(What is needed) Take the listing and print it in full, exactly as given.

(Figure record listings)
+ + + + + + +
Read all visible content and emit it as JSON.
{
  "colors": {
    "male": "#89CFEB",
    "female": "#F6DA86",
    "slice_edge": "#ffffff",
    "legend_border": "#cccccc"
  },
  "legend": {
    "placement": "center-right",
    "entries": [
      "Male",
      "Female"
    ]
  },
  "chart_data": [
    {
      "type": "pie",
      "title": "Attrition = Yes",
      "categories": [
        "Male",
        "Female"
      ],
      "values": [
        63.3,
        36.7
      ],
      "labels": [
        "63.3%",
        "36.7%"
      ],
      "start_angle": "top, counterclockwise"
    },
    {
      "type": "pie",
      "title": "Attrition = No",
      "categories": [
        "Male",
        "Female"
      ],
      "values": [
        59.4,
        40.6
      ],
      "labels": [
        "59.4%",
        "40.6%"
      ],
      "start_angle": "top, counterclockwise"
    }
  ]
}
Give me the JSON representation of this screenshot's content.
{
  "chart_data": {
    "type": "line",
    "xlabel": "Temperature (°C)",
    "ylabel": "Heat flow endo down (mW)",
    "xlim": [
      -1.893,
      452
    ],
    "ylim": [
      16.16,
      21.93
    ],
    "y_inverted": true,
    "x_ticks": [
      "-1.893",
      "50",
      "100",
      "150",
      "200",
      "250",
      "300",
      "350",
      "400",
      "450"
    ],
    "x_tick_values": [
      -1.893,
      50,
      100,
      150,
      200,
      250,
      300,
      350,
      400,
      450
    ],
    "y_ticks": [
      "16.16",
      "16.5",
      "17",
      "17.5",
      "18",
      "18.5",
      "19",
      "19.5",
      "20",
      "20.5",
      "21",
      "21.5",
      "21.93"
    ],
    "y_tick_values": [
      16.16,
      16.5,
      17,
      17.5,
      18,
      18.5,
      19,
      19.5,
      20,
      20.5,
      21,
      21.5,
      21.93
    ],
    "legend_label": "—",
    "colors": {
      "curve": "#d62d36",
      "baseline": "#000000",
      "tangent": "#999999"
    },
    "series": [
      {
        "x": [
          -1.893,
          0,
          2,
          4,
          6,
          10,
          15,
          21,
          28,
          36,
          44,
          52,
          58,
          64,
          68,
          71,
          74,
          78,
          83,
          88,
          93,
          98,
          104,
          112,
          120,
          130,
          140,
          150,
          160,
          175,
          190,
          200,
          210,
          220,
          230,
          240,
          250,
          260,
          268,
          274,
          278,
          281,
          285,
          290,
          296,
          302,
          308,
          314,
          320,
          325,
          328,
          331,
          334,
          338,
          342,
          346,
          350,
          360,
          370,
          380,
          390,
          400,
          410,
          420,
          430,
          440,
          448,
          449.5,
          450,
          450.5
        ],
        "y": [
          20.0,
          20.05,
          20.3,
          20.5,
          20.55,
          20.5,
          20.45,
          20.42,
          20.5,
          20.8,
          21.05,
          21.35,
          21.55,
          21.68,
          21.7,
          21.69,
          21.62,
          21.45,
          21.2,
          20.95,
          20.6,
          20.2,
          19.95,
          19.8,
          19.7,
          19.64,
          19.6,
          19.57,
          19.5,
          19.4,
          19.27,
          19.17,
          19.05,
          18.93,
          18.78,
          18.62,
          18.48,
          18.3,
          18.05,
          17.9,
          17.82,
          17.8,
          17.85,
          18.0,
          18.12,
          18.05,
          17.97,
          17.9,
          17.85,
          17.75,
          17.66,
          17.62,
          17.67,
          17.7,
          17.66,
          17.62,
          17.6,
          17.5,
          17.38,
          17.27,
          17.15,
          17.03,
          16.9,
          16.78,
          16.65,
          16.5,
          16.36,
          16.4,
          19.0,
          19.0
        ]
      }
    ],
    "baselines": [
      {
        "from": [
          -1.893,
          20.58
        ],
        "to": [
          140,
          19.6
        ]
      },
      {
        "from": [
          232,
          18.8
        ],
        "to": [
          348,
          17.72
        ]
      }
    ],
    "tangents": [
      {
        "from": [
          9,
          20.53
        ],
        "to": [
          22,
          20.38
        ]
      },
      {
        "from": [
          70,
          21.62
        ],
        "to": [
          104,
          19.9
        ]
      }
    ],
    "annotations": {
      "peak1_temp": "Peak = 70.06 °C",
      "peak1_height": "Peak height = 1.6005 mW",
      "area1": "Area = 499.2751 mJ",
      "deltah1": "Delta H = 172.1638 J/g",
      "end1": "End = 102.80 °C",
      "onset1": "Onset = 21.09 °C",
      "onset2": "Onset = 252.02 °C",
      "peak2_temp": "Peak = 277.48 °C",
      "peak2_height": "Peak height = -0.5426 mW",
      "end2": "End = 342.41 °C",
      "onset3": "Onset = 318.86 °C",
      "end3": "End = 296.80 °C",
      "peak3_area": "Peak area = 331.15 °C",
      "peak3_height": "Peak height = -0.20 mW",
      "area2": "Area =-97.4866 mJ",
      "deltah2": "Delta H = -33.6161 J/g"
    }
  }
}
+ + + + + + +
(Problem solution)
Read all visible content and emit it as JSON.
{
  "colors": {
    "male": "#89CFEB",
    "female": "#F6DA86",
    "slice_edge": "#ffffff",
    "legend_border": "#cccccc"
  },
  "legend": {
    "placement": "center-right",
    "entries": [
      "Male",
      "Female"
    ]
  },
  "chart_data": [
    {
      "type": "pie",
      "title": "Attrition = Yes",
      "categories": [
        "Male",
        "Female"
      ],
      "values": [
        63.3,
        36.7
      ],
      "labels": [
        "63.3%",
        "36.7%"
      ],
      "start_angle": "top, counterclockwise"
    },
    {
      "type": "pie",
      "title": "Attrition = No",
      "categories": [
        "Male",
        "Female"
      ],
      "values": [
        59.4,
        40.6
      ],
      "labels": [
        "59.4%",
        "40.6%"
      ],
      "start_angle": "top, counterclockwise"
    }
  ]
}
Give me the JSON representation of this screenshot's content.
{
  "chart_data": {
    "type": "line",
    "xlabel": "Temperature (°C)",
    "ylabel": "Heat flow endo down (mW)",
    "xlim": [
      -1.893,
      452
    ],
    "ylim": [
      16.16,
      21.93
    ],
    "y_inverted": true,
    "x_ticks": [
      "-1.893",
      "50",
      "100",
      "150",
      "200",
      "250",
      "300",
      "350",
      "400",
      "450"
    ],
    "x_tick_values": [
      -1.893,
      50,
      100,
      150,
      200,
      250,
      300,
      350,
      400,
      450
    ],
    "y_ticks": [
      "16.16",
      "16.5",
      "17",
      "17.5",
      "18",
      "18.5",
      "19",
      "19.5",
      "20",
      "20.5",
      "21",
      "21.5",
      "21.93"
    ],
    "y_tick_values": [
      16.16,
      16.5,
      17,
      17.5,
      18,
      18.5,
      19,
      19.5,
      20,
      20.5,
      21,
      21.5,
      21.93
    ],
    "legend_label": "—",
    "colors": {
      "curve": "#d62d36",
      "baseline": "#000000",
      "tangent": "#999999"
    },
    "series": [
      {
        "x": [
          -1.893,
          0,
          2,
          4,
          6,
          10,
          15,
          21,
          28,
          36,
          44,
          52,
          58,
          64,
          68,
          71,
          74,
          78,
          83,
          88,
          93,
          98,
          104,
          112,
          120,
          130,
          140,
          150,
          160,
          175,
          190,
          200,
          210,
          220,
          230,
          240,
          250,
          260,
          268,
          274,
          278,
          281,
          285,
          290,
          296,
          302,
          308,
          314,
          320,
          325,
          328,
          331,
          334,
          338,
          342,
          346,
          350,
          360,
          370,
          380,
          390,
          400,
          410,
          420,
          430,
          440,
          448,
          449.5,
          450,
          450.5
        ],
        "y": [
          20.0,
          20.05,
          20.3,
          20.5,
          20.55,
          20.5,
          20.45,
          20.42,
          20.5,
          20.8,
          21.05,
          21.35,
          21.55,
          21.68,
          21.7,
          21.69,
          21.62,
          21.45,
          21.2,
          20.95,
          20.6,
          20.2,
          19.95,
          19.8,
          19.7,
          19.64,
          19.6,
          19.57,
          19.5,
          19.4,
          19.27,
          19.17,
          19.05,
          18.93,
          18.78,
          18.62,
          18.48,
          18.3,
          18.05,
          17.9,
          17.82,
          17.8,
          17.85,
          18.0,
          18.12,
          18.05,
          17.97,
          17.9,
          17.85,
          17.75,
          17.66,
          17.62,
          17.67,
          17.7,
          17.66,
          17.62,
          17.6,
          17.5,
          17.38,
          17.27,
          17.15,
          17.03,
          16.9,
          16.78,
          16.65,
          16.5,
          16.36,
          16.4,
          19.0,
          19.0
        ]
      }
    ],
    "baselines": [
      {
        "from": [
          -1.893,
          20.58
        ],
        "to": [
          140,
          19.6
        ]
      },
      {
        "from": [
          232,
          18.8
        ],
        "to": [
          348,
          17.72
        ]
      }
    ],
    "tangents": [
      {
        "from": [
          9,
          20.53
        ],
        "to": [
          22,
          20.38
        ]
      },
      {
        "from": [
          70,
          21.62
        ],
        "to": [
          104,
          19.9
        ]
      }
    ],
    "annotations": {
      "peak1_temp": "Peak = 70.06 °C",
      "peak1_height": "Peak height = 1.6005 mW",
      "area1": "Area = 499.2751 mJ",
      "deltah1": "Delta H = 172.1638 J/g",
      "end1": "End = 102.80 °C",
      "onset1": "Onset = 21.09 °C",
      "onset2": "Onset = 252.02 °C",
      "peak2_temp": "Peak = 277.48 °C",
      "peak2_height": "Peak height = -0.5426 mW",
      "end2": "End = 342.41 °C",
      "onset3": "Onset = 318.86 °C",
      "end3": "End = 296.80 °C",
      "peak3_area": "Peak area = 331.15 °C",
      "peak3_height": "Peak height = -0.20 mW",
      "area2": "Area =-97.4866 mJ",
      "deltah2": "Delta H = -33.6161 J/g"
    }
  }
}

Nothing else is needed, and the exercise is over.